-------- Supplied data

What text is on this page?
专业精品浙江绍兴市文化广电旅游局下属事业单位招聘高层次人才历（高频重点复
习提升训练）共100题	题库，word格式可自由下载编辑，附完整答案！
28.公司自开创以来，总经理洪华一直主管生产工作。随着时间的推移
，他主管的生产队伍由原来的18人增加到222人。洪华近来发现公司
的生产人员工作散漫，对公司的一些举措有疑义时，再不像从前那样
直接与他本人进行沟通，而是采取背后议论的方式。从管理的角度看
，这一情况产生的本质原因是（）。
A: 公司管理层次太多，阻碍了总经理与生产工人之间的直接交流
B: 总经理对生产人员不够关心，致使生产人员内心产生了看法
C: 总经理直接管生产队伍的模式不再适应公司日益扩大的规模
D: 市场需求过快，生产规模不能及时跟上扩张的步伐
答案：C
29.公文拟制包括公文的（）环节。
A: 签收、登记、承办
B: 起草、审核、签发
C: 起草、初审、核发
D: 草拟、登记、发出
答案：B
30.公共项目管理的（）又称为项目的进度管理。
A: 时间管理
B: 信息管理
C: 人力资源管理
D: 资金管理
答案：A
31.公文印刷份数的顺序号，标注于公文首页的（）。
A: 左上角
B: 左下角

----------------

Exercise objective
Each line of the material should be duplicated exactly, please.

The reply
What text is on this page?
专业精品浙江绍兴市文化广电旅游局下属事业单位招聘高层次人才历（高频重点复
习提升训练）共100题	题库，word格式可自由下载编辑，附完整答案！
28.公司自开创以来，总经理洪华一直主管生产工作。随着时间的推移
，他主管的生产队伍由原来的18人增加到222人。洪华近来发现公司
的生产人员工作散漫，对公司的一些举措有疑义时，再不像从前那样
直接与他本人进行沟通，而是采取背后议论的方式。从管理的角度看
，这一情况产生的本质原因是（）。
A: 公司管理层次太多，阻碍了总经理与生产工人之间的直接交流
B: 总经理对生产人员不够关心，致使生产人员内心产生了看法
C: 总经理直接管生产队伍的模式不再适应公司日益扩大的规模
D: 市场需求过快，生产规模不能及时跟上扩张的步伐
答案：C
29.公文拟制包括公文的（）环节。
A: 签收、登记、承办
B: 起草、审核、签发
C: 起草、初审、核发
D: 草拟、登记、发出
答案：B
30.公共项目管理的（）又称为项目的进度管理。
A: 时间管理
B: 信息管理
C: 人力资源管理
D: 资金管理
答案：A
31.公文印刷份数的顺序号，标注于公文首页的（）。
A: 左上角
B: 左下角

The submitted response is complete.